Retype only what runs from the line that contains "Serialize everything readable" through the last line of the listing below, both lines included.
======== Stored data ========
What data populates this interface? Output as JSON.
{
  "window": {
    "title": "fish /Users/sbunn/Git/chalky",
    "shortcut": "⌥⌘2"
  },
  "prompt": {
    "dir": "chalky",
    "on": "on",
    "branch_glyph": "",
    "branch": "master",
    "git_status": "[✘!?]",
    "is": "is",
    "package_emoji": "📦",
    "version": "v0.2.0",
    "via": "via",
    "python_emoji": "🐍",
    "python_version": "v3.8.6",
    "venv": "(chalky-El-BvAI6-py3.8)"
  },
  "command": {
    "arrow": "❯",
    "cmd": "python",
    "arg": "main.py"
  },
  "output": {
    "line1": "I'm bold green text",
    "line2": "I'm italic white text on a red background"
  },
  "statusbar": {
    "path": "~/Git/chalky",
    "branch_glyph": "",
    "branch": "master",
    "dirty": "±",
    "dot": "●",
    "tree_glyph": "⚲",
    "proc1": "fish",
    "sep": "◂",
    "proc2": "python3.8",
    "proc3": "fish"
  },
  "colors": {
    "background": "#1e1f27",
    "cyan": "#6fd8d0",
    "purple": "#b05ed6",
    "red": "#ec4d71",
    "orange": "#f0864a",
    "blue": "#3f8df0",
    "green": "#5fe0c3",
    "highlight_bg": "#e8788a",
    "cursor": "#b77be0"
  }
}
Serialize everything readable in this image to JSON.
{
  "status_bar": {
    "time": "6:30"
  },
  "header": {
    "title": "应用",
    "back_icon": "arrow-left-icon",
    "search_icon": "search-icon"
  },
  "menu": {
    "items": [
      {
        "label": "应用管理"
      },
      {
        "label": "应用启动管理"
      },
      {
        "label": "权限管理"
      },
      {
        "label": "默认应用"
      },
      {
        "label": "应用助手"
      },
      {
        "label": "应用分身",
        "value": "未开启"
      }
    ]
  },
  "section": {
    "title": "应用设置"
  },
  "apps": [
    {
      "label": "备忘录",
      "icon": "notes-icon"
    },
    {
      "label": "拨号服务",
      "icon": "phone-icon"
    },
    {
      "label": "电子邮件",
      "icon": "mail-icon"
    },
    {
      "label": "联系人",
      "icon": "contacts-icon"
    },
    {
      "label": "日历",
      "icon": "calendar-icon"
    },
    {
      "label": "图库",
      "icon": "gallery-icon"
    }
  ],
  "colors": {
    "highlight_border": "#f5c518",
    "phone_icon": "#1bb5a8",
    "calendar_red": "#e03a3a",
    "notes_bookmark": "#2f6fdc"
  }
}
========
# Output for this task
Serialize everything readable in this image to JSON.
{
  "status_bar": {
    "time": "6:30"
  },
  "header": {
    "title": "应用",
    "back_icon": "arrow-left-icon",
    "search_icon": "search-icon"
  },
  "menu": {
    "items": [
      {
        "label": "应用管理"
      },
      {
        "label": "应用启动管理"
      },
      {
        "label": "权限管理"
      },
      {
        "label": "默认应用"
      },
      {
        "label": "应用助手"
      },
      {
        "label": "应用分身",
        "value": "未开启"
      }
    ]
  },
  "section": {
    "title": "应用设置"
  },
  "apps": [
    {
      "label": "备忘录",
      "icon": "notes-icon"
    },
    {
      "label": "拨号服务",
      "icon": "phone-icon"
    },
    {
      "label": "电子邮件",
      "icon": "mail-icon"
    },
    {
      "label": "联系人",
      "icon": "contacts-icon"
    },
    {
      "label": "日历",
      "icon": "calendar-icon"
    },
    {
      "label": "图库",
      "icon": "gallery-icon"
    }
  ],
  "colors": {
    "highlight_border": "#f5c518",
    "phone_icon": "#1bb5a8",
    "calendar_red": "#e03a3a",
    "notes_bookmark": "#2f6fdc"
  }
}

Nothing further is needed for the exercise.